Collected data entries
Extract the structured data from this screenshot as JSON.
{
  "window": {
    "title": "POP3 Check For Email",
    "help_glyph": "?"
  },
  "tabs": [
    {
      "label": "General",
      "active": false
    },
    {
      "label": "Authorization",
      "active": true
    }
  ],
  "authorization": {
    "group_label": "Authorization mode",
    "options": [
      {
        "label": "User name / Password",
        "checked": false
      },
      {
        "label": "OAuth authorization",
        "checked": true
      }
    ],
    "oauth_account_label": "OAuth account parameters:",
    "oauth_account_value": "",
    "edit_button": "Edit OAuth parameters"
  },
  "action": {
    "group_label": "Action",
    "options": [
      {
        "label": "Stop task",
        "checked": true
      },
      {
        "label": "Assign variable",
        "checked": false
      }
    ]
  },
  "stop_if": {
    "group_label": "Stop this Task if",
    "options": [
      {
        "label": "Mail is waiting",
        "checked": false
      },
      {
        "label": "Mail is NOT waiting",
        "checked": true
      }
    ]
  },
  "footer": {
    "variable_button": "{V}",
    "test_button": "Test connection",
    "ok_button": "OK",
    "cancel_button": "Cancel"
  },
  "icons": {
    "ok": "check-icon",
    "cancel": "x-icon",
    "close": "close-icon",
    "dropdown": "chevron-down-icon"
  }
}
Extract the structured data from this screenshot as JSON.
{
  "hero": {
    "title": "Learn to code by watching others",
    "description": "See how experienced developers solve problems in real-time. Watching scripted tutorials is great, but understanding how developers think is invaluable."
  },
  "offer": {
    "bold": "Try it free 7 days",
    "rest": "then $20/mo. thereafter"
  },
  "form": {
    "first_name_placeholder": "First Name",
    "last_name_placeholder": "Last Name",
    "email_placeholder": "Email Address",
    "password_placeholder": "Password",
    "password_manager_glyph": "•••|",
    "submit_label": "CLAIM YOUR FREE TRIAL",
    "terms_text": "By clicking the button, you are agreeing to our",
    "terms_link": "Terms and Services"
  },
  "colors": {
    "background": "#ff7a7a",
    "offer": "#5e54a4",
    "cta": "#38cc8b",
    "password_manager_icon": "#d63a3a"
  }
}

**Directions for this task:**
Restate every record exactly, leaving nothing out.

**Solution to this exercise:**
Extract the structured data from this screenshot as JSON.
{
  "window": {
    "title": "POP3 Check For Email",
    "help_glyph": "?"
  },
  "tabs": [
    {
      "label": "General",
      "active": false
    },
    {
      "label": "Authorization",
      "active": true
    }
  ],
  "authorization": {
    "group_label": "Authorization mode",
    "options": [
      {
        "label": "User name / Password",
        "checked": false
      },
      {
        "label": "OAuth authorization",
        "checked": true
      }
    ],
    "oauth_account_label": "OAuth account parameters:",
    "oauth_account_value": "",
    "edit_button": "Edit OAuth parameters"
  },
  "action": {
    "group_label": "Action",
    "options": [
      {
        "label": "Stop task",
        "checked": true
      },
      {
        "label": "Assign variable",
        "checked": false
      }
    ]
  },
  "stop_if": {
    "group_label": "Stop this Task if",
    "options": [
      {
        "label": "Mail is waiting",
        "checked": false
      },
      {
        "label": "Mail is NOT waiting",
        "checked": true
      }
    ]
  },
  "footer": {
    "variable_button": "{V}",
    "test_button": "Test connection",
    "ok_button": "OK",
    "cancel_button": "Cancel"
  },
  "icons": {
    "ok": "check-icon",
    "cancel": "x-icon",
    "close": "close-icon",
    "dropdown": "chevron-down-icon"
  }
}
Extract the structured data from this screenshot as JSON.
{
  "hero": {
    "title": "Learn to code by watching others",
    "description": "See how experienced developers solve problems in real-time. Watching scripted tutorials is great, but understanding how developers think is invaluable."
  },
  "offer": {
    "bold": "Try it free 7 days",
    "rest": "then $20/mo. thereafter"
  },
  "form": {
    "first_name_placeholder": "First Name",
    "last_name_placeholder": "Last Name",
    "email_placeholder": "Email Address",
    "password_placeholder": "Password",
    "password_manager_glyph": "•••|",
    "submit_label": "CLAIM YOUR FREE TRIAL",
    "terms_text": "By clicking the button, you are agreeing to our",
    "terms_link": "Terms and Services"
  },
  "colors": {
    "background": "#ff7a7a",
    "offer": "#5e54a4",
    "cta": "#38cc8b",
    "password_manager_icon": "#d63a3a"
  }
}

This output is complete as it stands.